(DIRECTIONS)
List each line of the data that holds the string "radio".
— Start DATA SECTION —
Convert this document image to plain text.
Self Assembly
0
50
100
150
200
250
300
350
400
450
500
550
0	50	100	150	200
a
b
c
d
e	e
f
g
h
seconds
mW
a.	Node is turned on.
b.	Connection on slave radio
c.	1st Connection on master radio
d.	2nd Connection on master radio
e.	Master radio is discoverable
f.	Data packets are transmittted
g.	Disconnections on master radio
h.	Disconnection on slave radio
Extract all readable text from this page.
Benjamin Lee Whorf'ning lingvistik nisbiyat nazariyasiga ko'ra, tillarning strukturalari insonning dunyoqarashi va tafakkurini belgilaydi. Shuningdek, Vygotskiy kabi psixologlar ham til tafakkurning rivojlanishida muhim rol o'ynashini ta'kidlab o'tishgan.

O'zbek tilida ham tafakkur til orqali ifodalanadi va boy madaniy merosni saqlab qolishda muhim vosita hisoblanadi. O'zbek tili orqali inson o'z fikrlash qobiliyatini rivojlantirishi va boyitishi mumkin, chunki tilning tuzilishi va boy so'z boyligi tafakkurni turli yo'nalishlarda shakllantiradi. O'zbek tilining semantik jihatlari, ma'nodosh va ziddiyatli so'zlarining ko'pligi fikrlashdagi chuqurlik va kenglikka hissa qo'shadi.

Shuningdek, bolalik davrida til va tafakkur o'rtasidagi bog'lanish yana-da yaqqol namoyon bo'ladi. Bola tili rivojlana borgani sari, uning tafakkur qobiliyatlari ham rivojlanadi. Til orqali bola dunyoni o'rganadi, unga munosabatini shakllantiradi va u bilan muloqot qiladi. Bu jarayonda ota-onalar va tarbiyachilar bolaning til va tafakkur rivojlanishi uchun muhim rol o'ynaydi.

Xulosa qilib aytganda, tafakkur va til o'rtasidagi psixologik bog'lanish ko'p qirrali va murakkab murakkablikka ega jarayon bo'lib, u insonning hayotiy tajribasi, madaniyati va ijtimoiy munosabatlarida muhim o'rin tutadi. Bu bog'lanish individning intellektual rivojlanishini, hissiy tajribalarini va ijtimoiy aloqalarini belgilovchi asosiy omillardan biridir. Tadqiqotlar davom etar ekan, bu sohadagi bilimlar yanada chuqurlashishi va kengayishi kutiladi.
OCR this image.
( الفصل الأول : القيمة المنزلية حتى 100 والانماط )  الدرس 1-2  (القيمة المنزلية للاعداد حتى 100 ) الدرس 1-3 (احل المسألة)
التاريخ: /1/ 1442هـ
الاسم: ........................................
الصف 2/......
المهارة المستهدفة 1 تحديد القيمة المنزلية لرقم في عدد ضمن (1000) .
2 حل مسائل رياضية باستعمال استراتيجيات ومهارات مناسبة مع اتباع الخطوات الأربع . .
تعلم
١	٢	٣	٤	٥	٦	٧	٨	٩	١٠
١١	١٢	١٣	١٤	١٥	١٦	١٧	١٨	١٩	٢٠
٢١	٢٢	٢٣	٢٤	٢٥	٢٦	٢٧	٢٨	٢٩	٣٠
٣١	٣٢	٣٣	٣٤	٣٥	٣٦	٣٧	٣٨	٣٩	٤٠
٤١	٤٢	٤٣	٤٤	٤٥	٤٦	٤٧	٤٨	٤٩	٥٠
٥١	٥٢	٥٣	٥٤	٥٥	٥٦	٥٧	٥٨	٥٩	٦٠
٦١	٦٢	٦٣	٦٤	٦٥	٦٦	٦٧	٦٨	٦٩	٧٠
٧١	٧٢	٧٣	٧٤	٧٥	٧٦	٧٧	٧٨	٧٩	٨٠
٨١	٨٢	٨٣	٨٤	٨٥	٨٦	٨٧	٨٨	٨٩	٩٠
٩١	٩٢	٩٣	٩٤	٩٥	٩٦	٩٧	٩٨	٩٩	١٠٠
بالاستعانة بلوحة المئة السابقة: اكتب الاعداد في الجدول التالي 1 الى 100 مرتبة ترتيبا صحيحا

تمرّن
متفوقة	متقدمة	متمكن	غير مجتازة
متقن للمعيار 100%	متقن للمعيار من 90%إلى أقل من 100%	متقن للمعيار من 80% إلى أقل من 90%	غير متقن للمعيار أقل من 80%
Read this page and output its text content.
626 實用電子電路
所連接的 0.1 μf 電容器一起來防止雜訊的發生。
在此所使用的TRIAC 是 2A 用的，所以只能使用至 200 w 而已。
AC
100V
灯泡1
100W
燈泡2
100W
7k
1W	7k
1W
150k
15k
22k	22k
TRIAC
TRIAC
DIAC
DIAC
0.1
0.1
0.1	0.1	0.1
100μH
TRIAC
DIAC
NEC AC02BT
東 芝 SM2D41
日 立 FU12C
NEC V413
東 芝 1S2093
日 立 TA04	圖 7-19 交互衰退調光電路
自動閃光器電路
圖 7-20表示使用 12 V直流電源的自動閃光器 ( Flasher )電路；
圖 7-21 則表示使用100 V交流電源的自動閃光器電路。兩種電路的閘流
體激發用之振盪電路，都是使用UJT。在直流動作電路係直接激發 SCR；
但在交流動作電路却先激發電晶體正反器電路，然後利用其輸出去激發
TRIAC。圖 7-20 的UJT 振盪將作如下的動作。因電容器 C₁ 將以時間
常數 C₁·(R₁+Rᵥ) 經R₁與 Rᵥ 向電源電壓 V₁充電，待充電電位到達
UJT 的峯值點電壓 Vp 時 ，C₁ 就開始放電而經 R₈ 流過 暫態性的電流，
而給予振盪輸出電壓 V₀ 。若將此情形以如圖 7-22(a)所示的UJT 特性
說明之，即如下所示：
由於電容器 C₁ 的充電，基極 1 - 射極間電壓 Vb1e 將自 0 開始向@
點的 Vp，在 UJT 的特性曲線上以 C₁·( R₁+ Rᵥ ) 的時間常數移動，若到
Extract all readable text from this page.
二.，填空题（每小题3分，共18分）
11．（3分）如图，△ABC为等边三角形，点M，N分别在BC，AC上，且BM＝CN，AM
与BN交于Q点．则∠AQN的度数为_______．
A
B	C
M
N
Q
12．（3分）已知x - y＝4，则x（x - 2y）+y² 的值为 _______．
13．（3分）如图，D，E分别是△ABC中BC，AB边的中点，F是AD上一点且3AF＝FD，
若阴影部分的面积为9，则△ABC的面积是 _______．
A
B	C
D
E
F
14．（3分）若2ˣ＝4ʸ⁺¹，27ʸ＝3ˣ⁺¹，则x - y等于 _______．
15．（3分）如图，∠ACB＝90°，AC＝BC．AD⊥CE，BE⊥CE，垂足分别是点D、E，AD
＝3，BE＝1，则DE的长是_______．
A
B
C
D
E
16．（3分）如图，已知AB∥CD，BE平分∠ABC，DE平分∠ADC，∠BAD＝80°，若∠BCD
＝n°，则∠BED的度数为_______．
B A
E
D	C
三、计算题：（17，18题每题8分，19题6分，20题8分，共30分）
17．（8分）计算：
— End DATA SECTION —
(EXERCISE RESPONSE)
b.	Connection on slave radio
c.	1st Connection on master radio
d.	2nd Connection on master radio
e.	Master radio is discoverable
g.	Disconnections on master radio
h.	Disconnection on slave radio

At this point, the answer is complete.